[Data excerpts]
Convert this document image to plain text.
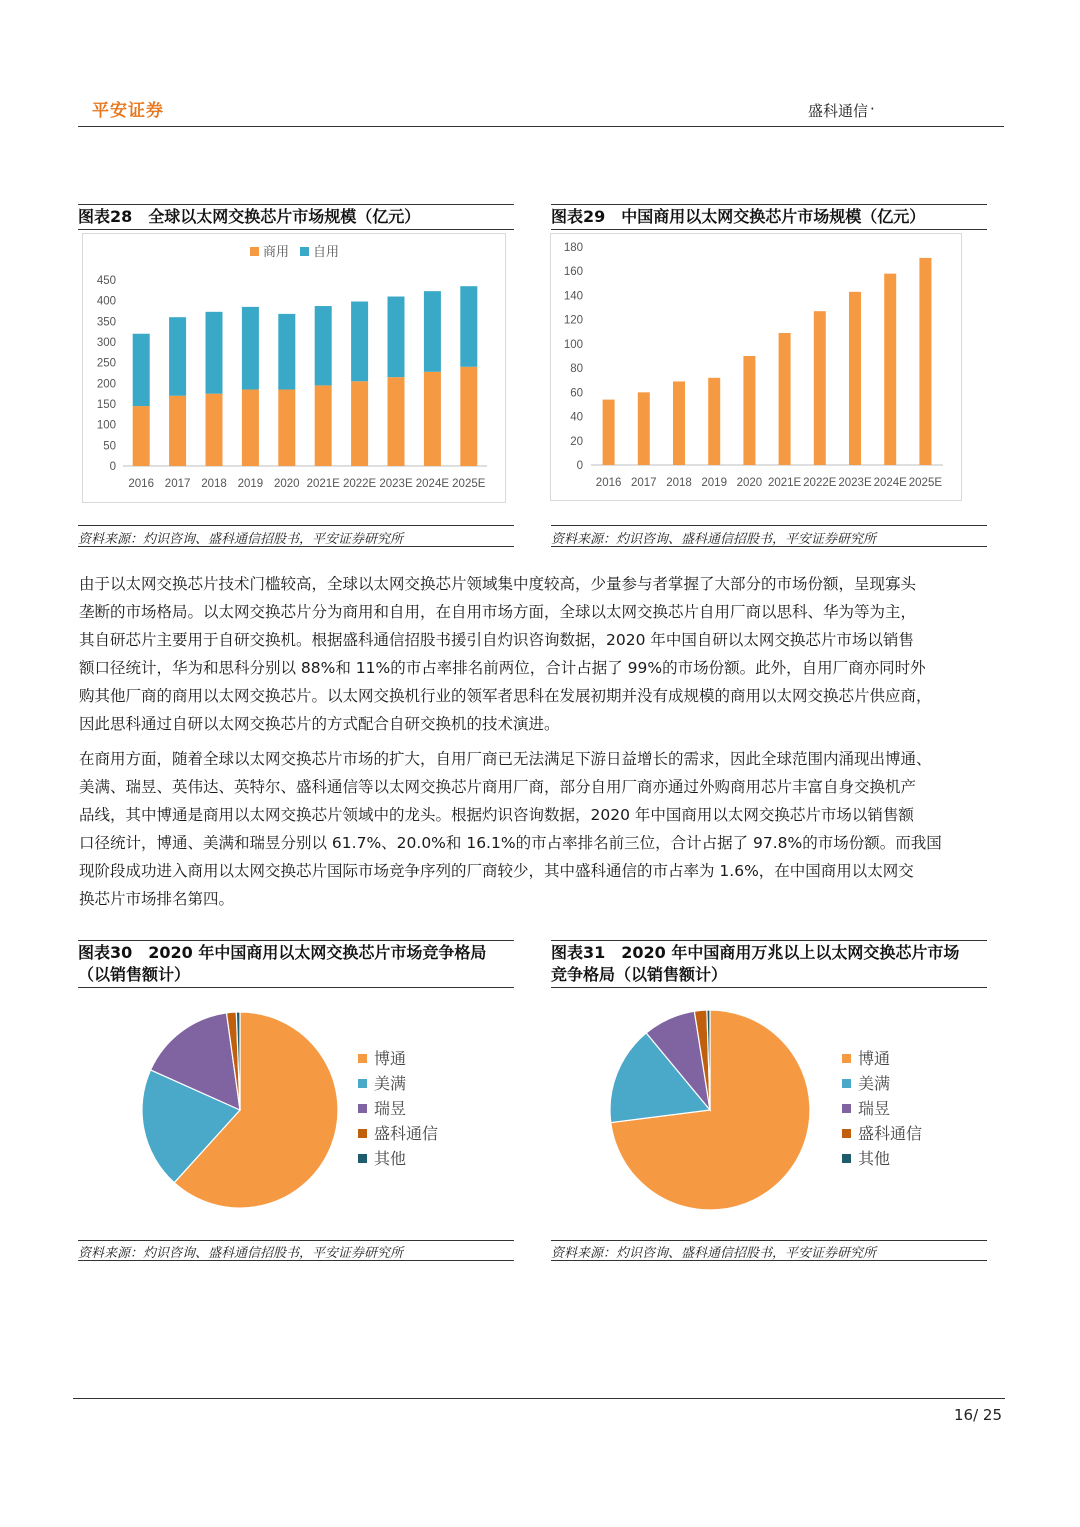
平安证券	盛科通信 ·
图表28　全球以太网交换芯片市场规模（亿元）
商用 自用
0
50
100
150
200
250
300
350
400
450
2016 2017 2018 2019 2020 2021E 2022E 2023E 2024E 2025E
资料来源：灼识咨询、盛科通信招股书，平安证券研究所
图表29　中国商用以太网交换芯片市场规模（亿元）
0
20
40
60
80
100
120
140
160
180
2016 2017 2018 2019 2020 2021E 2022E 2023E 2024E 2025E
资料来源：灼识咨询、盛科通信招股书，平安证券研究所
由于以太网交换芯片技术门槛较高，全球以太网交换芯片领域集中度较高，少量参与者掌握了大部分的市场份额，呈现寡头
垄断的市场格局。以太网交换芯片分为商用和自用，在自用市场方面，全球以太网交换芯片自用厂商以思科、华为等为主，
其自研芯片主要用于自研交换机。根据盛科通信招股书援引自灼识咨询数据，2020 年中国自研以太网交换芯片市场以销售
额口径统计，华为和思科分别以 88%和 11%的市占率排名前两位，合计占据了 99%的市场份额。此外，自用厂商亦同时外
购其他厂商的商用以太网交换芯片。以太网交换机行业的领军者思科在发展初期并没有成规模的商用以太网交换芯片供应商，
因此思科通过自研以太网交换芯片的方式配合自研交换机的技术演进。
在商用方面，随着全球以太网交换芯片市场的扩大，自用厂商已无法满足下游日益增长的需求，因此全球范围内涌现出博通、
美满、瑞昱、英伟达、英特尔、盛科通信等以太网交换芯片商用厂商，部分自用厂商亦通过外购商用芯片丰富自身交换机产
品线，其中博通是商用以太网交换芯片领域中的龙头。根据灼识咨询数据，2020 年中国商用以太网交换芯片市场以销售额
口径统计，博通、美满和瑞昱分别以 61.7%、20.0%和 16.1%的市占率排名前三位，合计占据了 97.8%的市场份额。而我国
现阶段成功进入商用以太网交换芯片国际市场竞争序列的厂商较少，其中盛科通信的市占率为 1.6%，在中国商用以太网交
换芯片市场排名第四。
图表30　2020 年中国商用以太网交换芯片市场竞争格局
（以销售额计）
博通
美满
瑞昱
盛科通信
其他
资料来源：灼识咨询、盛科通信招股书，平安证券研究所
图表31　2020 年中国商用万兆以上以太网交换芯片市场
竞争格局（以销售额计）
博通
美满
瑞昱
盛科通信
其他
资料来源：灼识咨询、盛科通信招股书，平安证券研究所
16/ 25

## AIM OF THE EXERCISE
Repeat the entries exactly. Pictures are excluded from the copy.

## TASK RESPONSE
Convert this document image to plain text.
平安证券	盛科通信 ·
图表28　全球以太网交换芯片市场规模（亿元）
商用 自用
0
50
100
150
200
250
300
350
400
450
2016 2017 2018 2019 2020 2021E 2022E 2023E 2024E 2025E
资料来源：灼识咨询、盛科通信招股书，平安证券研究所
图表29　中国商用以太网交换芯片市场规模（亿元）
0
20
40
60
80
100
120
140
160
180
2016 2017 2018 2019 2020 2021E 2022E 2023E 2024E 2025E
资料来源：灼识咨询、盛科通信招股书，平安证券研究所
由于以太网交换芯片技术门槛较高，全球以太网交换芯片领域集中度较高，少量参与者掌握了大部分的市场份额，呈现寡头
垄断的市场格局。以太网交换芯片分为商用和自用，在自用市场方面，全球以太网交换芯片自用厂商以思科、华为等为主，
其自研芯片主要用于自研交换机。根据盛科通信招股书援引自灼识咨询数据，2020 年中国自研以太网交换芯片市场以销售
额口径统计，华为和思科分别以 88%和 11%的市占率排名前两位，合计占据了 99%的市场份额。此外，自用厂商亦同时外
购其他厂商的商用以太网交换芯片。以太网交换机行业的领军者思科在发展初期并没有成规模的商用以太网交换芯片供应商，
因此思科通过自研以太网交换芯片的方式配合自研交换机的技术演进。
在商用方面，随着全球以太网交换芯片市场的扩大，自用厂商已无法满足下游日益增长的需求，因此全球范围内涌现出博通、
美满、瑞昱、英伟达、英特尔、盛科通信等以太网交换芯片商用厂商，部分自用厂商亦通过外购商用芯片丰富自身交换机产
品线，其中博通是商用以太网交换芯片领域中的龙头。根据灼识咨询数据，2020 年中国商用以太网交换芯片市场以销售额
口径统计，博通、美满和瑞昱分别以 61.7%、20.0%和 16.1%的市占率排名前三位，合计占据了 97.8%的市场份额。而我国
现阶段成功进入商用以太网交换芯片国际市场竞争序列的厂商较少，其中盛科通信的市占率为 1.6%，在中国商用以太网交
换芯片市场排名第四。
图表30　2020 年中国商用以太网交换芯片市场竞争格局
（以销售额计）
博通
美满
瑞昱
盛科通信
其他
资料来源：灼识咨询、盛科通信招股书，平安证券研究所
图表31　2020 年中国商用万兆以上以太网交换芯片市场
竞争格局（以销售额计）
博通
美满
瑞昱
盛科通信
其他
资料来源：灼识咨询、盛科通信招股书，平安证券研究所
16/ 25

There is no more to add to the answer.